**INSTRUCCIÓN ESCRITA 1**
En el fragmento del texto, ¿para qué caso señalaron Guiomar Namo de Mello y Teresa Roserley Neubauer da Silva que parte de las propuestas tuvo efectos paradojales?

**FRAGMENTO DEL TEXTO**
══════════════════════════════
Así, los años 90 encontraron a América Latina empeñada en que sus docentes se perfeccionen, se reconviertan o se actualicen según las distintas miradas que se hicieron del problema. Normalizar las habilidades de los docentes para una nueva escuela, es decir, inculcarles nuevos saberes útiles para la escuela del siglo XXI, parecía a los espíritus reformistas no ser una cuestión menor. De este modo, el Estado, a través de escuelas de capacitación, universidades, redes de distinto tipo, pero también los gremios y otras instituciones de la sociedad civil comenzaron a ofrecer una amplia gama de cursos para maestras, maestros, profesores. Pero, como señalaron Guiomar Namo de Mello y Teresa Roserley Neubauer da Silva (1992) para el caso brasileño, una parte significativa de las propuestas tuvieron efectos paradojales y, aunque nadie lo dice en voz muy alta, otra parte fue muy poco efectiva.
══════════════════════════════
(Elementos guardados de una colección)
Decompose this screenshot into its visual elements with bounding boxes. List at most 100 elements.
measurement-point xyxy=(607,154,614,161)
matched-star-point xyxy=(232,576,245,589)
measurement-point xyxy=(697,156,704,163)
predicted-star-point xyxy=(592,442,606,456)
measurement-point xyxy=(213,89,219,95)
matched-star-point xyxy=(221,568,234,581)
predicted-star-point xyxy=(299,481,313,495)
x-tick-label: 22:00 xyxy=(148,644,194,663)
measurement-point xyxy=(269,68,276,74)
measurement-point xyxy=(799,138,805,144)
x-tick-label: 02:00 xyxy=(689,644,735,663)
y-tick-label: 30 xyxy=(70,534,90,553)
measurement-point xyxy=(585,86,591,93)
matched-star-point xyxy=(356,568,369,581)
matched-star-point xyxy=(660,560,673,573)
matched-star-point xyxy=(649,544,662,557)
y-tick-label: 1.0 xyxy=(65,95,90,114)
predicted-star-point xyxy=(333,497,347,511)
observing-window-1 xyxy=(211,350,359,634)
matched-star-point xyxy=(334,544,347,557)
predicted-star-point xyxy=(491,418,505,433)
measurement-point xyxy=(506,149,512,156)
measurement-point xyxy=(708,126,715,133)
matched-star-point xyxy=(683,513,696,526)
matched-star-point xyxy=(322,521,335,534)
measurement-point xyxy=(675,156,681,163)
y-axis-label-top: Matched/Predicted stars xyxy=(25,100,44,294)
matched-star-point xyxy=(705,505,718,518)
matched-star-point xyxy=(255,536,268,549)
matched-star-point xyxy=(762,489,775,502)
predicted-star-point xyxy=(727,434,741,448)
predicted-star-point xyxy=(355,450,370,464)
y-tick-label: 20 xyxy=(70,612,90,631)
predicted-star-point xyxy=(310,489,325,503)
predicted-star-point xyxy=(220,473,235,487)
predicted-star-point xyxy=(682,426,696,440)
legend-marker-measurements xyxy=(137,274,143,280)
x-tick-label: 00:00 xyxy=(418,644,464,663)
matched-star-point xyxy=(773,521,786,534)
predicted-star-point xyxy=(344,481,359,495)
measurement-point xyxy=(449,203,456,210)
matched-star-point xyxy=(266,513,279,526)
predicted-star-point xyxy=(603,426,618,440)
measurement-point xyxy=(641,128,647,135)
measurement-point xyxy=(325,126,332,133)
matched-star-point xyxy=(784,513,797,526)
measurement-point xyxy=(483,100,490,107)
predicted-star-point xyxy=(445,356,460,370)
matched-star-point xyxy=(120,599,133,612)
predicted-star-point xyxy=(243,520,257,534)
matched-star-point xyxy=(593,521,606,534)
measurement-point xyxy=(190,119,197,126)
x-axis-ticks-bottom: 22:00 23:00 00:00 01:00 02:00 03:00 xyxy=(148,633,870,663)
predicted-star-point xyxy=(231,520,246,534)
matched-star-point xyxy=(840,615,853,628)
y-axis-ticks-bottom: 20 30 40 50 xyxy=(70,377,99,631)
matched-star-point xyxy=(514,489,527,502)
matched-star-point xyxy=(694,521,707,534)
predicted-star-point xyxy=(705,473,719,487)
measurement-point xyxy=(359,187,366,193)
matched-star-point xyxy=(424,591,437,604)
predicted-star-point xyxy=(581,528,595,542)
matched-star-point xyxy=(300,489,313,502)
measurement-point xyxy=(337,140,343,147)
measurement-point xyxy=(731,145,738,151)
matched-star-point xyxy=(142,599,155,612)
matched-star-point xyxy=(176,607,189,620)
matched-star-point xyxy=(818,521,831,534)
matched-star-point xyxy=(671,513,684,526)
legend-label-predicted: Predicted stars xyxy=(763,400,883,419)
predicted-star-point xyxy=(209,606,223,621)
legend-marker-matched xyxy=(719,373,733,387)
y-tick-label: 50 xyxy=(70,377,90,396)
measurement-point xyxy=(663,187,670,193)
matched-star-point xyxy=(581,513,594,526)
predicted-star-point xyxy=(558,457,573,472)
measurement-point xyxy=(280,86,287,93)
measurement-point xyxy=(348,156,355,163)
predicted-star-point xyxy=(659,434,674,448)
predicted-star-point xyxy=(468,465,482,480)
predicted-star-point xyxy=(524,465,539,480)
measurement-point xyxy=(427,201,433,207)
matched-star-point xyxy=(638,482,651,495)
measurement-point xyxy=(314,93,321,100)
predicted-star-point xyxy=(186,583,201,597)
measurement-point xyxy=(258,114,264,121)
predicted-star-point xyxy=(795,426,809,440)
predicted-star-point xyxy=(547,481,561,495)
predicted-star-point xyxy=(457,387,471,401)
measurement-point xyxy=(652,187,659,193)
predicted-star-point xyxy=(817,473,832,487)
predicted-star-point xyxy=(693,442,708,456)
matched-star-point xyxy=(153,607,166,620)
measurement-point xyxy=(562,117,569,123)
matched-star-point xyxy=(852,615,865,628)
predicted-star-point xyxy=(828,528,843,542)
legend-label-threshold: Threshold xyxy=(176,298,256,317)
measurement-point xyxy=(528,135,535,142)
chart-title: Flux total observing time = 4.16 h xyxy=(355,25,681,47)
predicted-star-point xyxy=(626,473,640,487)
══════════════════════════════
**INSTRUCCIÓN ESCRITA 2**
Vuelve a escribir sin ningún cambio el tramo de los registros que va desde su comienzo hasta la línea que contiene "y-tick-label: 20 xyxy=(70,612,90,631)", ambos extremos incluidos.

**RESPUESTA 1**
Para el caso brasileño.

**RESPUESTA 2**
Decompose this screenshot into its visual elements with bounding boxes. List at most 100 elements.
measurement-point xyxy=(607,154,614,161)
matched-star-point xyxy=(232,576,245,589)
measurement-point xyxy=(697,156,704,163)
predicted-star-point xyxy=(592,442,606,456)
measurement-point xyxy=(213,89,219,95)
matched-star-point xyxy=(221,568,234,581)
predicted-star-point xyxy=(299,481,313,495)
x-tick-label: 22:00 xyxy=(148,644,194,663)
measurement-point xyxy=(269,68,276,74)
measurement-point xyxy=(799,138,805,144)
x-tick-label: 02:00 xyxy=(689,644,735,663)
y-tick-label: 30 xyxy=(70,534,90,553)
measurement-point xyxy=(585,86,591,93)
matched-star-point xyxy=(356,568,369,581)
matched-star-point xyxy=(660,560,673,573)
matched-star-point xyxy=(649,544,662,557)
y-tick-label: 1.0 xyxy=(65,95,90,114)
predicted-star-point xyxy=(333,497,347,511)
observing-window-1 xyxy=(211,350,359,634)
matched-star-point xyxy=(334,544,347,557)
predicted-star-point xyxy=(491,418,505,433)
measurement-point xyxy=(506,149,512,156)
measurement-point xyxy=(708,126,715,133)
matched-star-point xyxy=(683,513,696,526)
matched-star-point xyxy=(322,521,335,534)
measurement-point xyxy=(675,156,681,163)
y-axis-label-top: Matched/Predicted stars xyxy=(25,100,44,294)
matched-star-point xyxy=(705,505,718,518)
matched-star-point xyxy=(255,536,268,549)
matched-star-point xyxy=(762,489,775,502)
predicted-star-point xyxy=(727,434,741,448)
predicted-star-point xyxy=(355,450,370,464)
y-tick-label: 20 xyxy=(70,612,90,631)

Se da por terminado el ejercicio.